TASK TO CARRY OUT:
Lines containing the string "天津职业技术师范大学报" are to be collected in full.

Data listing:
# # # # #

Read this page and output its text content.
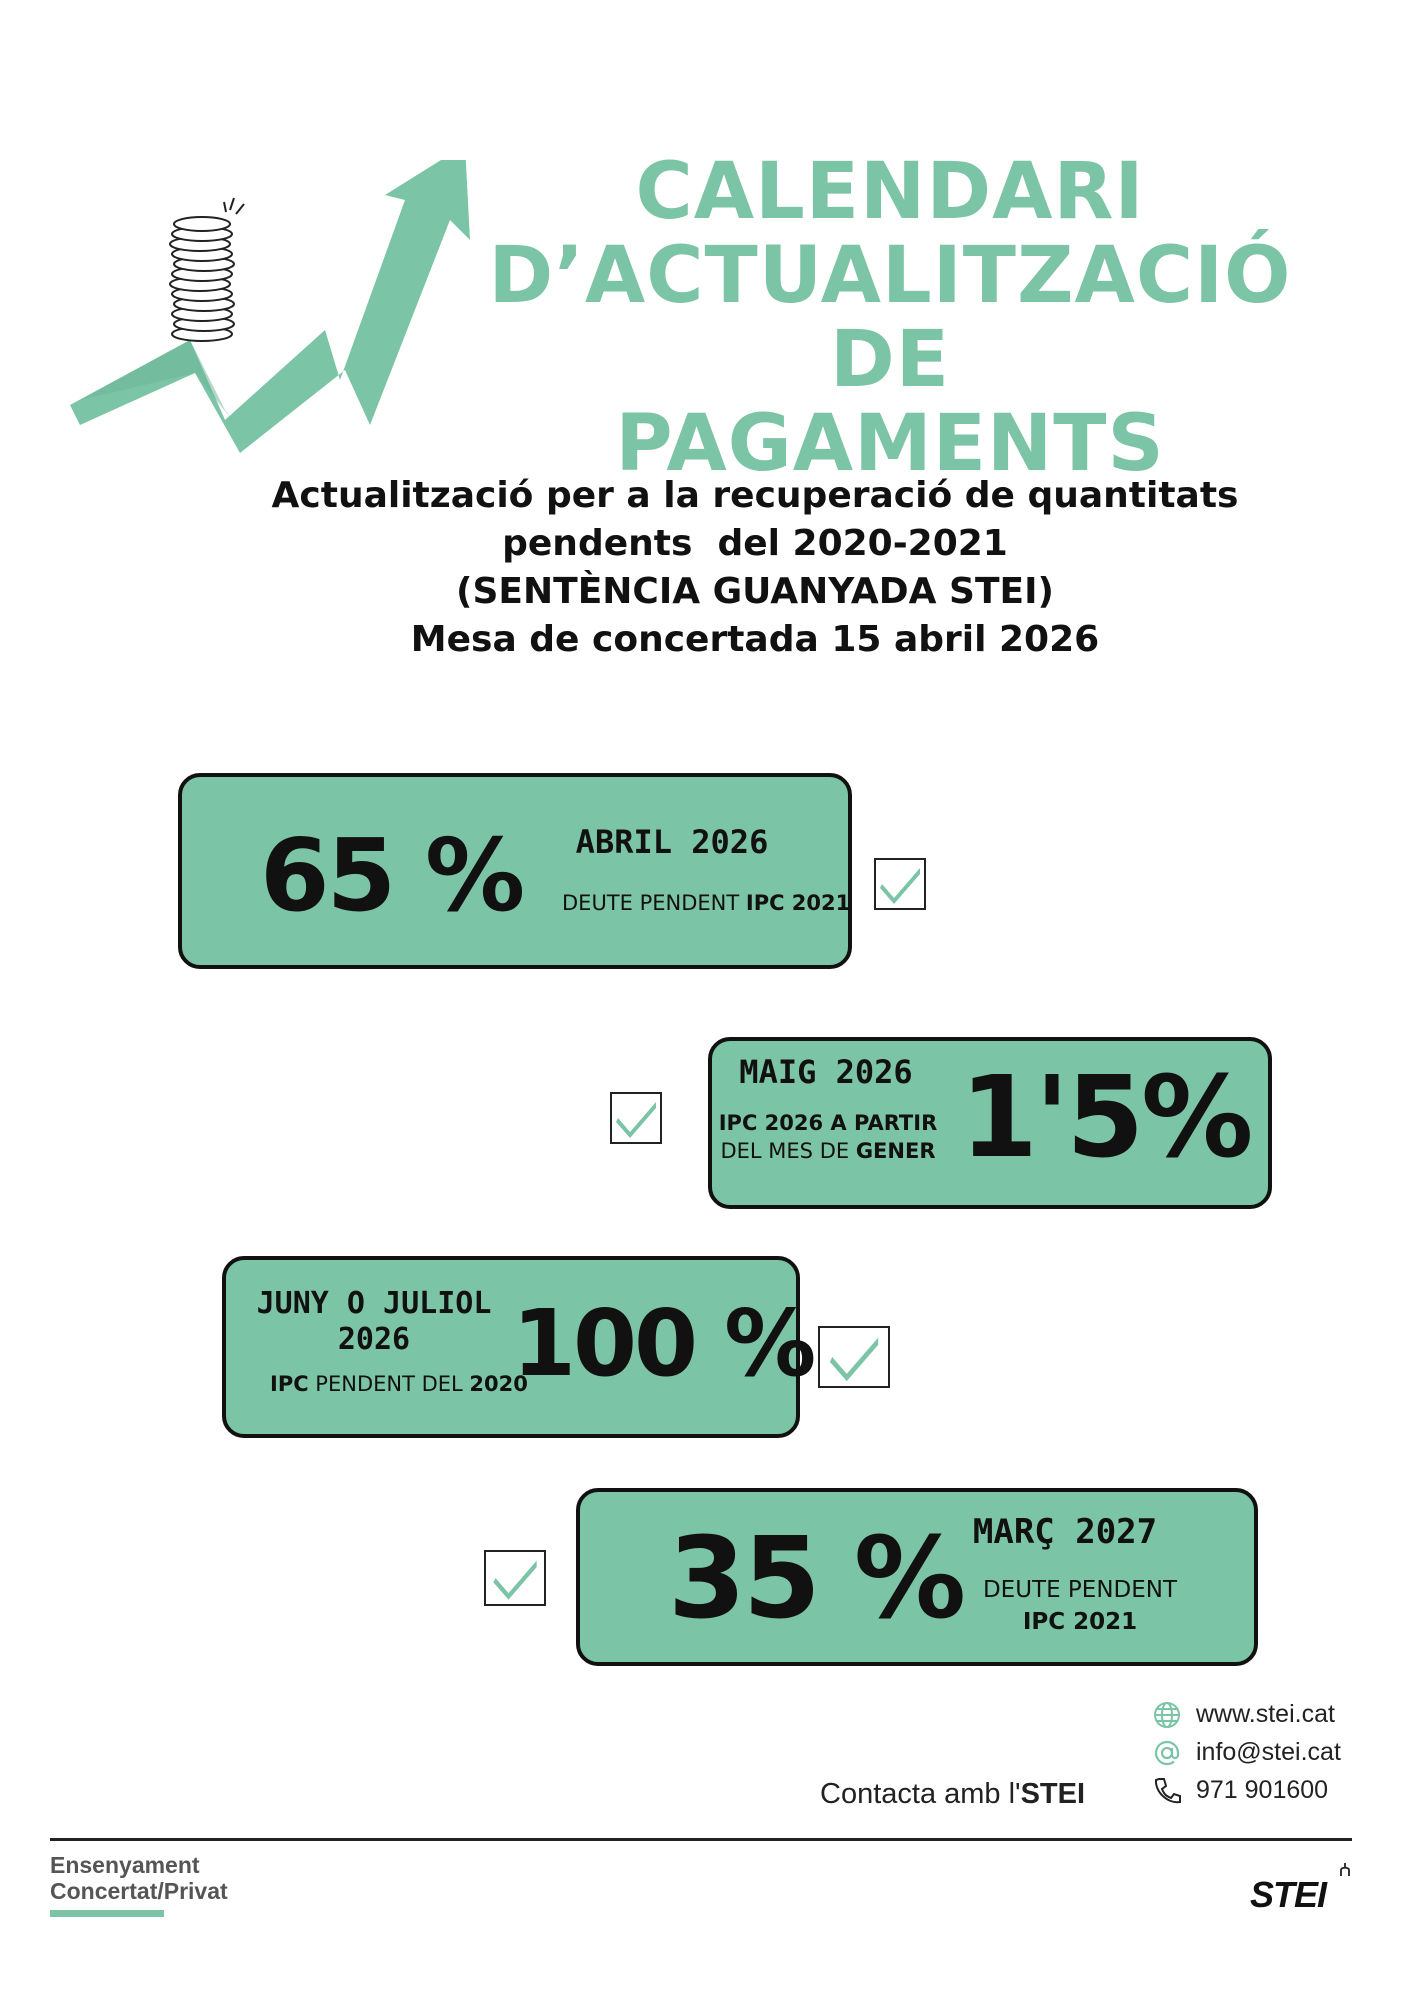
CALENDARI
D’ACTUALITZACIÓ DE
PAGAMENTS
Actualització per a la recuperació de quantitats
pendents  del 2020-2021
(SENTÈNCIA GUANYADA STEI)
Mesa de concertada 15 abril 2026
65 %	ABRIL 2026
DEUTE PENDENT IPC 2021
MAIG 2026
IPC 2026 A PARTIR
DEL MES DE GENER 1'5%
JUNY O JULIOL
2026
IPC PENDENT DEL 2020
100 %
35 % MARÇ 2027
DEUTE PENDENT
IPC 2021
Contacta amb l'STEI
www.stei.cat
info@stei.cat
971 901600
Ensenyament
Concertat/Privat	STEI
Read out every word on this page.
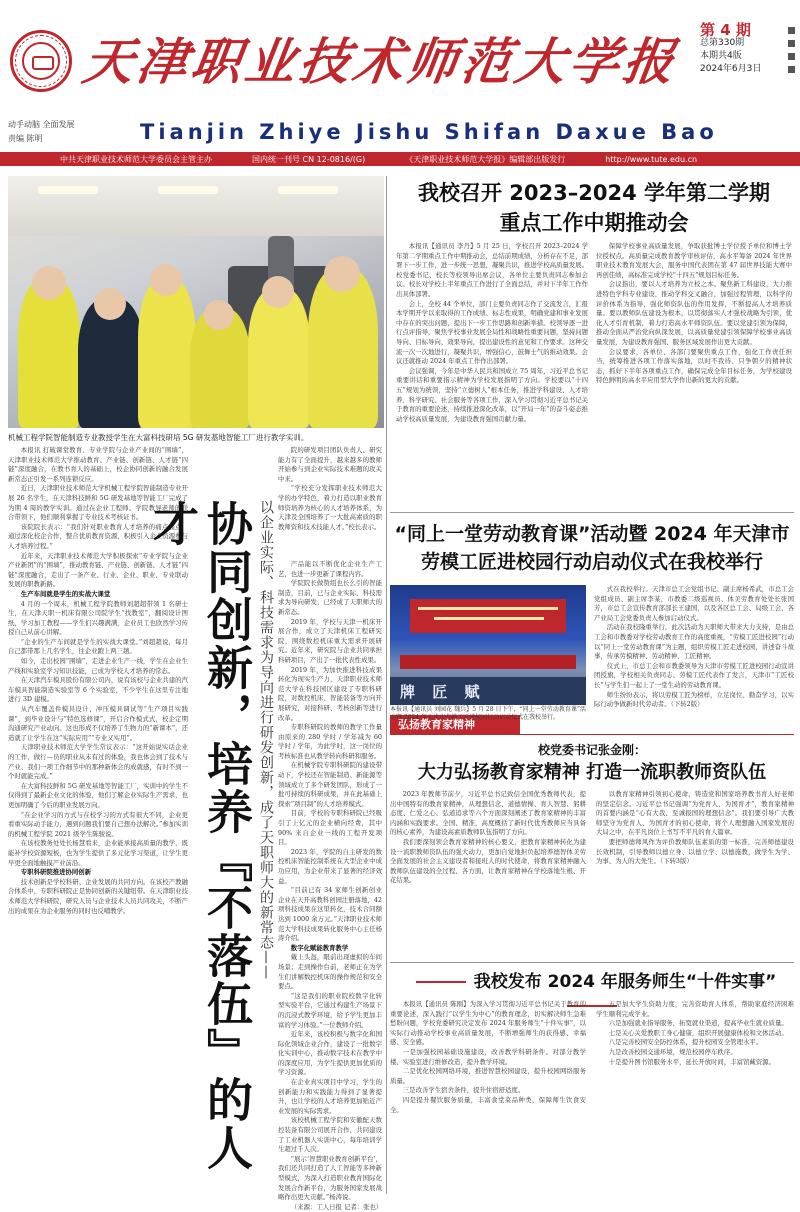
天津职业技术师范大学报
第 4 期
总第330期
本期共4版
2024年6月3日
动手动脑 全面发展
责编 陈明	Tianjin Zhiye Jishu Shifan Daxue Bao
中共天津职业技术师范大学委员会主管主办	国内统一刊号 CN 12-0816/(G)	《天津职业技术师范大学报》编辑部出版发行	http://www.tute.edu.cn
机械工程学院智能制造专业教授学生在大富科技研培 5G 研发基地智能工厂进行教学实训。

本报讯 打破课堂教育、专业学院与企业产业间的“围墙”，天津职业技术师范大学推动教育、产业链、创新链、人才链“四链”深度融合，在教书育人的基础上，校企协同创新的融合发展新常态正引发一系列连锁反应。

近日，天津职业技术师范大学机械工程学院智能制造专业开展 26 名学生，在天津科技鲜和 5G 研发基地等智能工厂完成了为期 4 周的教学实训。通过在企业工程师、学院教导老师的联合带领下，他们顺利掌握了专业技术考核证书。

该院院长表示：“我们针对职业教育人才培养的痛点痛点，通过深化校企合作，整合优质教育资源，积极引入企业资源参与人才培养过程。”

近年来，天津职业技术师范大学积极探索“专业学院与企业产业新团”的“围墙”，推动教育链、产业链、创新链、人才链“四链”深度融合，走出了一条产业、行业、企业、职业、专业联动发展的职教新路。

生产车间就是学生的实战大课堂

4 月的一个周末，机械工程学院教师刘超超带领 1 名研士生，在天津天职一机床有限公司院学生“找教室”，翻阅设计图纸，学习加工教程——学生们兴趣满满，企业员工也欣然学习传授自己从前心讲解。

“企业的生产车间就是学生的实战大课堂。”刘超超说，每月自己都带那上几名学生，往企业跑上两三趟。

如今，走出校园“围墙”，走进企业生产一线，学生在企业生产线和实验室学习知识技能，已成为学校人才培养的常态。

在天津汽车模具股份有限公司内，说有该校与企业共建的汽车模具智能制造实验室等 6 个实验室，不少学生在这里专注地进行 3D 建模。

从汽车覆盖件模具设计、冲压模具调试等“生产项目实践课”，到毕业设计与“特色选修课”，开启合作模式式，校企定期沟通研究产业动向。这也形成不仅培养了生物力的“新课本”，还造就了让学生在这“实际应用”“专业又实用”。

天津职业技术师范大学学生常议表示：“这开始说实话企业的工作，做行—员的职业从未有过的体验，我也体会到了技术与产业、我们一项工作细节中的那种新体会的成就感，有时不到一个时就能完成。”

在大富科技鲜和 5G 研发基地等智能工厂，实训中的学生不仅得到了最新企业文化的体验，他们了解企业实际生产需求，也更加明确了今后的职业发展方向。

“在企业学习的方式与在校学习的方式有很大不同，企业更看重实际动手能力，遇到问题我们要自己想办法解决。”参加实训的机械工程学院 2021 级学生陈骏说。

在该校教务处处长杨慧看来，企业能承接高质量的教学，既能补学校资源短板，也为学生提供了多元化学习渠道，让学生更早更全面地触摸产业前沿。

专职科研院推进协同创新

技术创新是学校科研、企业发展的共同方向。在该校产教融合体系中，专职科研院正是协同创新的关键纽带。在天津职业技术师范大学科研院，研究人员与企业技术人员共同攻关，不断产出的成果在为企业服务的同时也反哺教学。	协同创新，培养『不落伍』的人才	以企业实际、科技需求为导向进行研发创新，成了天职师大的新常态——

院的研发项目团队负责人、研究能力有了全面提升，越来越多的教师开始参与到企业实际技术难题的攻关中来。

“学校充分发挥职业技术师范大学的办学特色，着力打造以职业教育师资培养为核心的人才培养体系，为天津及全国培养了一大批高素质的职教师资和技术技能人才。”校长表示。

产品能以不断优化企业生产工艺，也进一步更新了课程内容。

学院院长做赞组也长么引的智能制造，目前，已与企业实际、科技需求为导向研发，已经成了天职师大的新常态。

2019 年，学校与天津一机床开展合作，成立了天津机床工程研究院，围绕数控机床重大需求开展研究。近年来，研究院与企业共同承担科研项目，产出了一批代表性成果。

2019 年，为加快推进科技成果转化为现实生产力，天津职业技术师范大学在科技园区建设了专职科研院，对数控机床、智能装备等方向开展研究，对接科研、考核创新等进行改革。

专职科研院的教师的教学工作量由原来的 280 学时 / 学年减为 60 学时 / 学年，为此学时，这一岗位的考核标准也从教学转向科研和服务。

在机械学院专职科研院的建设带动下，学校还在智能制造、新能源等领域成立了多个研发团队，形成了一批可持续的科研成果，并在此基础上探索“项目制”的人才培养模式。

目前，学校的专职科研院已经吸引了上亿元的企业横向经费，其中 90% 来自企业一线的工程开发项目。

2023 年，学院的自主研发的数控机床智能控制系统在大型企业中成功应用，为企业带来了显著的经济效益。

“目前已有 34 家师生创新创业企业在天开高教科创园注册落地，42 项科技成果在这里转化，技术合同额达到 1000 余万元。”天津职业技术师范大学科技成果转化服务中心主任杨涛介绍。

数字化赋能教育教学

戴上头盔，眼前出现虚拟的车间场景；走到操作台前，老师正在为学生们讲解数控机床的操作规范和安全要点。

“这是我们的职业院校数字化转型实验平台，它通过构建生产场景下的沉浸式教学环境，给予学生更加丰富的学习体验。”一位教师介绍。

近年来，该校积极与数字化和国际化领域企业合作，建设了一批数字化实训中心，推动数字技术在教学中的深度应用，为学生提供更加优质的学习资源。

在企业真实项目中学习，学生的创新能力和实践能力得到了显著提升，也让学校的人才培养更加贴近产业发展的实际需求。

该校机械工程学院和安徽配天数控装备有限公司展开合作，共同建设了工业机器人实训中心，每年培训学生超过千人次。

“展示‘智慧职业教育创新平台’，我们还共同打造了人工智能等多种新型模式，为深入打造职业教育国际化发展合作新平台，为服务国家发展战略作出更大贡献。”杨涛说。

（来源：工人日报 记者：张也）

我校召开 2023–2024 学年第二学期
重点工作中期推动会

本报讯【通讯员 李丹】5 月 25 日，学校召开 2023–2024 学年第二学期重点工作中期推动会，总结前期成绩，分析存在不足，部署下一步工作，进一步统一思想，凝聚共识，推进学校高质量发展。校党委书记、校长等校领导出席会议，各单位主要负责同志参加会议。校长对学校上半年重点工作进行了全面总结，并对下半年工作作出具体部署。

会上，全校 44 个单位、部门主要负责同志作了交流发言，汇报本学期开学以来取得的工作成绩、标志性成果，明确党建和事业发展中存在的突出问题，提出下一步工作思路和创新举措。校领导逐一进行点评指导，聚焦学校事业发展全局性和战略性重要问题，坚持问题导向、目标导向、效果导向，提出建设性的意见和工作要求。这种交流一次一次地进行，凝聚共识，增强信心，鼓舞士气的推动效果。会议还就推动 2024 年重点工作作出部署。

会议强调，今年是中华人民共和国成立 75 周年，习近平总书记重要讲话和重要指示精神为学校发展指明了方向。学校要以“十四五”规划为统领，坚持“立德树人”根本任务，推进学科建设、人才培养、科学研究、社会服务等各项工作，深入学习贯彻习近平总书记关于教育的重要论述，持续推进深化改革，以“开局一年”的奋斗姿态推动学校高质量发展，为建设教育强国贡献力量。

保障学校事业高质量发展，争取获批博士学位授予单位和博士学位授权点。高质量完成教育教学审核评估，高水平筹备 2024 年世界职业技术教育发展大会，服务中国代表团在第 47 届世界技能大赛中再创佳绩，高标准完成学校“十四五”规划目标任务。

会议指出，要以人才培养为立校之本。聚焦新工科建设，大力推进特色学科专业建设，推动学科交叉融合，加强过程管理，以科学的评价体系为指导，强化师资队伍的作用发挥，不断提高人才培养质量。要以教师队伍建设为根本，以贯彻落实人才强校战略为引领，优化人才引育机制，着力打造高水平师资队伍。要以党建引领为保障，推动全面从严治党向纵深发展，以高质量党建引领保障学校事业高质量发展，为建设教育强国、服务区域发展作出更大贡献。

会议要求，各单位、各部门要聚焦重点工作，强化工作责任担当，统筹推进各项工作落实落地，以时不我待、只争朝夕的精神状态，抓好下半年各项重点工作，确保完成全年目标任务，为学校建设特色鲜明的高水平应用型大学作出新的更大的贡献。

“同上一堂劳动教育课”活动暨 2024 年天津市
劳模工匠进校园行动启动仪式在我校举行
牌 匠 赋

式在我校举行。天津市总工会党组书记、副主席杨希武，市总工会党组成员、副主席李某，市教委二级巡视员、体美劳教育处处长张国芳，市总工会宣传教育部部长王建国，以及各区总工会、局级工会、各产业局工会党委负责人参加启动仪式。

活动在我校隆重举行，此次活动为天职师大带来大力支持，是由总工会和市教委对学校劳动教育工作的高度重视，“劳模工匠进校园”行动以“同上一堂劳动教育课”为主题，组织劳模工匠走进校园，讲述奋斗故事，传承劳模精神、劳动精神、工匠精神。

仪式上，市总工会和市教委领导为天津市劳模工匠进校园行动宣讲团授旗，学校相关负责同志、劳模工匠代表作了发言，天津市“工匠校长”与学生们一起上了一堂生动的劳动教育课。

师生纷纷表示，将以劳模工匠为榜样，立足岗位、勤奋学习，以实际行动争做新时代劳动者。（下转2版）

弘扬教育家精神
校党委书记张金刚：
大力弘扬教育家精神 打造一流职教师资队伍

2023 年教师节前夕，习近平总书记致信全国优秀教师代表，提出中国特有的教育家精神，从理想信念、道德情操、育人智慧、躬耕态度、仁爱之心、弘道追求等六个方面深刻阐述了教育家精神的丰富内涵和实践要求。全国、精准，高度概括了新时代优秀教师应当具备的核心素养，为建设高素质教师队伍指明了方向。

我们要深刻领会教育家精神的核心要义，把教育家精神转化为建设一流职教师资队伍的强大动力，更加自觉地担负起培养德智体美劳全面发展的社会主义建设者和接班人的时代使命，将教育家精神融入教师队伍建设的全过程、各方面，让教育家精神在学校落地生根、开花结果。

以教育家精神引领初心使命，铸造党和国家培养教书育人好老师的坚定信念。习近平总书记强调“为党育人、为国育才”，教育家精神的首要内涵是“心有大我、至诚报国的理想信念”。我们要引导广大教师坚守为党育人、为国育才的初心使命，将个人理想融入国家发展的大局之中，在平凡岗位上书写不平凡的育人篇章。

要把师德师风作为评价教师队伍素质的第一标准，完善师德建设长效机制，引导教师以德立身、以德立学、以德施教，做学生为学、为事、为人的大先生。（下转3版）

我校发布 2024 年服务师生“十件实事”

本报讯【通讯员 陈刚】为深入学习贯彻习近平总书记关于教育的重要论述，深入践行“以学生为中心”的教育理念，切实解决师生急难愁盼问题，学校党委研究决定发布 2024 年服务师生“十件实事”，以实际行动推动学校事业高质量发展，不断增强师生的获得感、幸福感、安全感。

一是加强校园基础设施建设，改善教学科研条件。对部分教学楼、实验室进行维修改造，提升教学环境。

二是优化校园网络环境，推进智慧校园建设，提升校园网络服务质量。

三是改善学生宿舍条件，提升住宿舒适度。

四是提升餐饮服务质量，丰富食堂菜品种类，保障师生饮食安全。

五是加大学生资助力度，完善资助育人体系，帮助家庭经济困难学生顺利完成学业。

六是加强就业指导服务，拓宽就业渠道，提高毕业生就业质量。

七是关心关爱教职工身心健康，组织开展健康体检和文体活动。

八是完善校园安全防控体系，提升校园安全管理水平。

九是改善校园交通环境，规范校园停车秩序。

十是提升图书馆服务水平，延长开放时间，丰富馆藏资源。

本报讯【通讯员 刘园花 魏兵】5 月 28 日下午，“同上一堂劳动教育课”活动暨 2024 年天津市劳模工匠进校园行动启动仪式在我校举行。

# # # # #

RESULT BELOW:
天津职业技术师范大学报
中共天津职业技术师范大学委员会主管主办	国内统一刊号 CN 12-0816/(G)	《天津职业技术师范大学报》编辑部出版发行	http://www.tute.edu.cn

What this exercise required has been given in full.